Say how many lines of these entries include the word "text", and answer with the number alone.
▬▬▬▬▬▬▬▬▬▬
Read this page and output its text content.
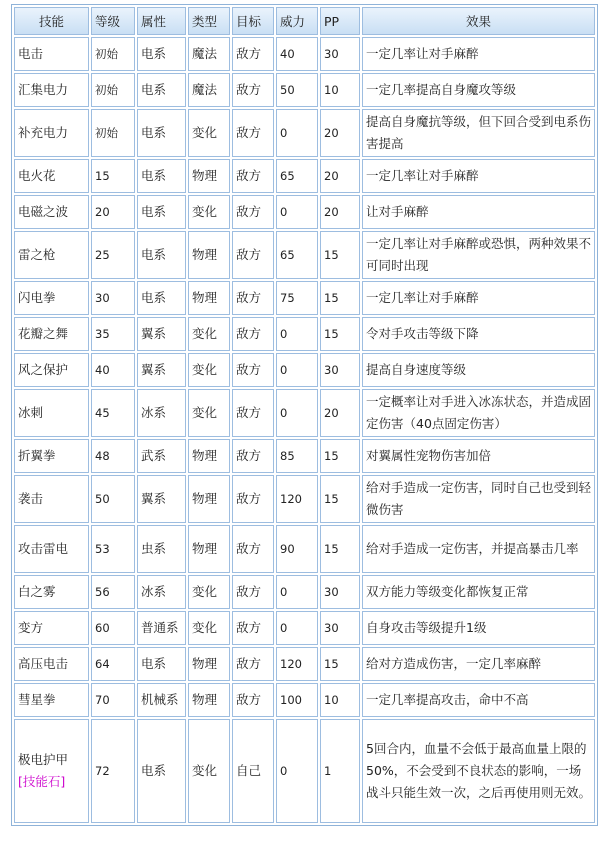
技能	等级	属性	类型	目标	威力	PP	效果
电击	初始	电系	魔法	敌方	40	30	一定几率让对手麻醉
汇集电力	初始	电系	魔法	敌方	50	10	一定几率提高自身魔攻等级
补充电力	初始	电系	变化	敌方	0	20	提高自身魔抗等级，但下回合受到电系伤害提高
电火花	15	电系	物理	敌方	65	20	一定几率让对手麻醉
电磁之波	20	电系	变化	敌方	0	20	让对手麻醉
雷之枪	25	电系	物理	敌方	65	15	一定几率让对手麻醉或恐惧，两种效果不可同时出现
闪电拳	30	电系	物理	敌方	75	15	一定几率让对手麻醉
花瓣之舞	35	翼系	变化	敌方	0	15	令对手攻击等级下降
风之保护	40	翼系	变化	敌方	0	30	提高自身速度等级
冰刺	45	冰系	变化	敌方	0	20	一定概率让对手进入冰冻状态，并造成固定伤害（40点固定伤害）
折翼拳	48	武系	物理	敌方	85	15	对翼属性宠物伤害加倍
袭击	50	翼系	物理	敌方	120	15	给对手造成一定伤害，同时自己也受到轻微伤害
攻击雷电	53	虫系	物理	敌方	90	15	给对手造成一定伤害，并提高暴击几率
白之雾	56	冰系	变化	敌方	0	30	双方能力等级变化都恢复正常
变方	60	普通系	变化	敌方	0	30	自身攻击等级提升1级
高压电击	64	电系	物理	敌方	120	15	给对方造成伤害，一定几率麻醉
彗星拳	70	机械系	物理	敌方	100	10	一定几率提高攻击，命中不高
极电护甲
[技能石]	72	电系	变化	自己	0	1	5回合内，血量不会低于最高血量上限的50%，不会受到不良状态的影响，一场战斗只能生效一次，之后再使用则无效。
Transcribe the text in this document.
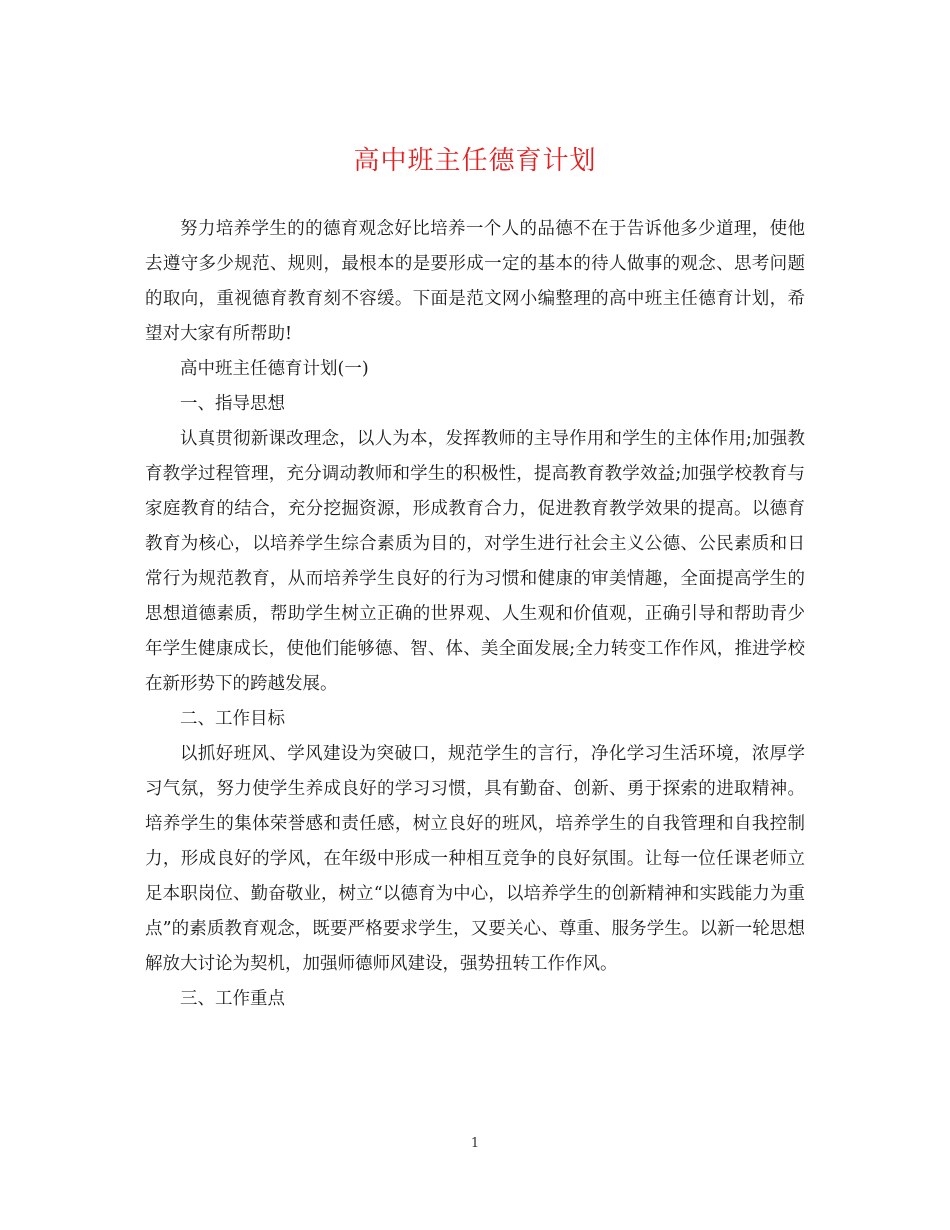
高中班主任德育计划

努力培养学生的的德育观念好比培养一个人的品德不在于告诉他多少道理，使他去遵守多少规范、规则，最根本的是要形成一定的基本的待人做事的观念、思考问题的取向，重视德育教育刻不容缓。下面是范文网小编整理的高中班主任德育计划，希望对大家有所帮助!

高中班主任德育计划(一)

一、指导思想

认真贯彻新课改理念，以人为本，发挥教师的主导作用和学生的主体作用;加强教育教学过程管理，充分调动教师和学生的积极性，提高教育教学效益;加强学校教育与家庭教育的结合，充分挖掘资源，形成教育合力，促进教育教学效果的提高。以德育教育为核心，以培养学生综合素质为目的，对学生进行社会主义公德、公民素质和日常行为规范教育，从而培养学生良好的行为习惯和健康的审美情趣，全面提高学生的思想道德素质，帮助学生树立正确的世界观、人生观和价值观，正确引导和帮助青少年学生健康成长，使他们能够德、智、体、美全面发展;全力转变工作作风，推进学校在新形势下的跨越发展。

二、工作目标

以抓好班风、学风建设为突破口，规范学生的言行，净化学习生活环境，浓厚学习气氛，努力使学生养成良好的学习习惯，具有勤奋、创新、勇于探索的进取精神。培养学生的集体荣誉感和责任感，树立良好的班风，培养学生的自我管理和自我控制力，形成良好的学风，在年级中形成一种相互竞争的良好氛围。让每一位任课老师立足本职岗位、勤奋敬业，树立“以德育为中心，以培养学生的创新精神和实践能力为重点”的素质教育观念，既要严格要求学生，又要关心、尊重、服务学生。以新一轮思想解放大讨论为契机，加强师德师风建设，强势扭转工作作风。

三、工作重点

1
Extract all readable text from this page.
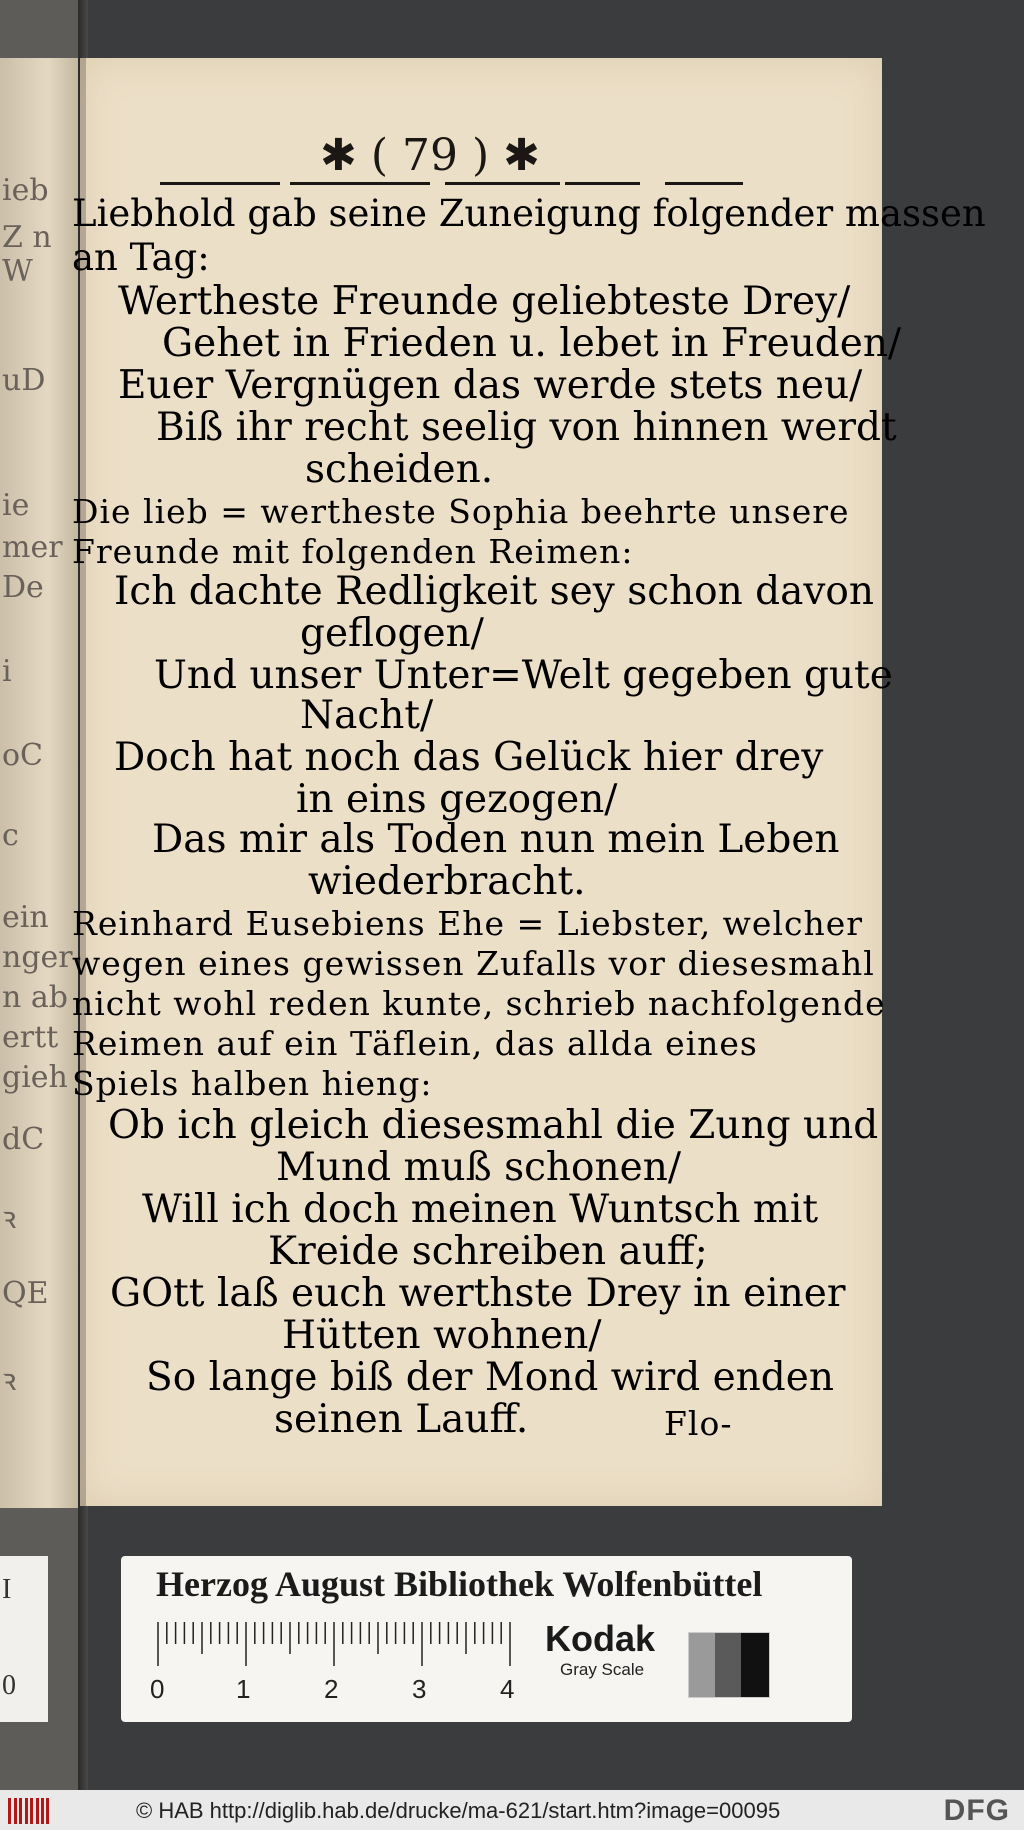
ieb
Z n
W
uD
ie
mer
De
i
oC
c
ein
nger
n ab
ertt
gieh
dC
ꝛ
QE
ꝛ
✱ ( 79 ) ✱
Liebhold gab seine Zuneigung folgender massen
an Tag:
Wertheste Freunde geliebteste Drey/
Gehet in Frieden u. lebet in Freuden/
Euer Vergnügen das werde stets neu/
Biß ihr recht seelig von hinnen werdt
scheiden.
Die lieb = wertheste Sophia beehrte unsere
Freunde mit folgenden Reimen:
Ich dachte Redligkeit sey schon davon
geflogen/
Und unser Unter=Welt gegeben gute
Nacht/
Doch hat noch das Gelück hier drey
in eins gezogen/
Das mir als Toden nun mein Leben
wiederbracht.
Reinhard Eusebiens Ehe = Liebster, welcher
wegen eines gewissen Zufalls vor diesesmahl
nicht wohl reden kunte, schrieb nachfolgende
Reimen auf ein Täflein, das allda eines
Spiels halben hieng:
Ob ich gleich diesesmahl die Zung und
Mund muß schonen/
Will ich doch meinen Wuntsch mit
Kreide schreiben auff;
GOtt laß euch werthste Drey in einer
Hütten wohnen/
So lange biß der Mond wird enden
seinen Lauff.	Flo-
I
0
Herzog August Bibliothek Wolfenbüttel
0	1	2	3	4
Kodak
Gray Scale
© HAB http://diglib.hab.de/drucke/ma-621/start.htm?image=00095	DFG
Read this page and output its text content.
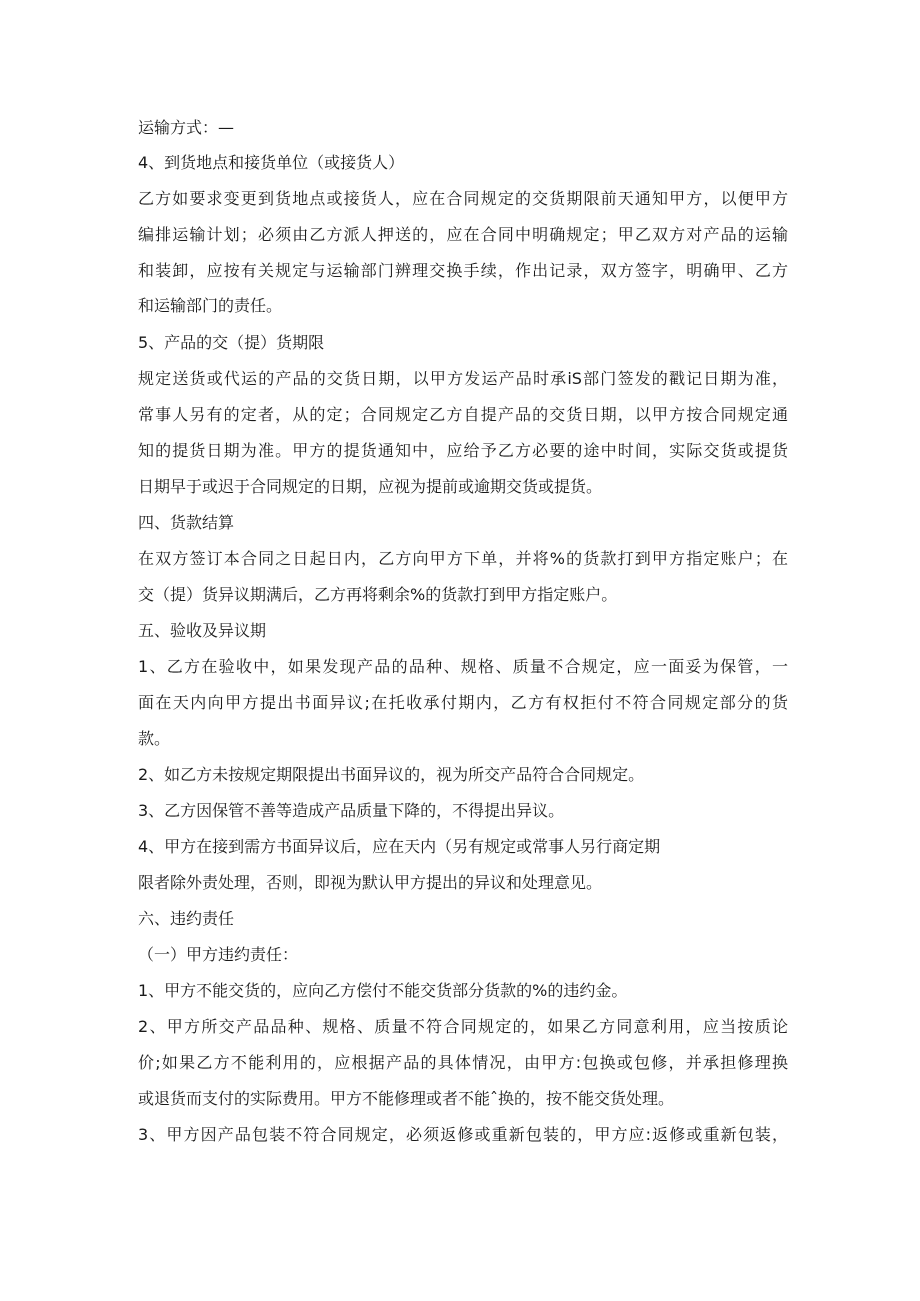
运输方式：—
4、到货地点和接货单位（或接货人）
乙方如要求变更到货地点或接货人，应在合同规定的交货期限前天通知甲方，以便甲方
编排运输计划；必须由乙方派人押送的，应在合同中明确规定；甲乙双方对产品的运输
和装卸，应按有关规定与运输部门辨理交换手续，作出记录，双方签字，明确甲、乙方
和运输部门的责任。
5、产品的交（提）货期限
规定送货或代运的产品的交货日期，以甲方发运产品时承iS部门签发的戳记日期为准，
常事人另有的定者，从的定；合同规定乙方自提产品的交货日期，以甲方按合同规定通
知的提货日期为准。甲方的提货通知中，应给予乙方必要的途中时间，实际交货或提货
日期早于或迟于合同规定的日期，应视为提前或逾期交货或提货。
四、货款结算
在双方签订本合同之日起日内，乙方向甲方下单，并将%的货款打到甲方指定账户；在
交（提）货异议期满后，乙方再将剩余%的货款打到甲方指定账户。
五、验收及异议期
1、乙方在验收中，如果发现产品的品种、规格、质量不合规定，应一面妥为保管，一
面在天内向甲方提出书面异议;在托收承付期内，乙方有权拒付不符合同规定部分的货
款。
2、如乙方未按规定期限提出书面异议的，视为所交产品符合合同规定。
3、乙方因保管不善等造成产品质量下降的，不得提出异议。
4、甲方在接到需方书面异议后，应在天内（另有规定或常事人另行商定期
限者除外责处理，否则，即视为默认甲方提出的异议和处理意见。
六、违约责任
（一）甲方违约责任：
1、甲方不能交货的，应向乙方偿付不能交货部分货款的%的违约金。
2、甲方所交产品品种、规格、质量不符合同规定的，如果乙方同意利用，应当按质论
价;如果乙方不能利用的，应根据产品的具体情况，由甲方:包换或包修，并承担修理换
或退货而支付的实际费用。甲方不能修理或者不能ˆ换的，按不能交货处理。
3、甲方因产品包装不符合同规定，必须返修或重新包装的，甲方应:返修或重新包装，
▬▬▬▬▬▬▬▬▬▬
▶ _Task output_
4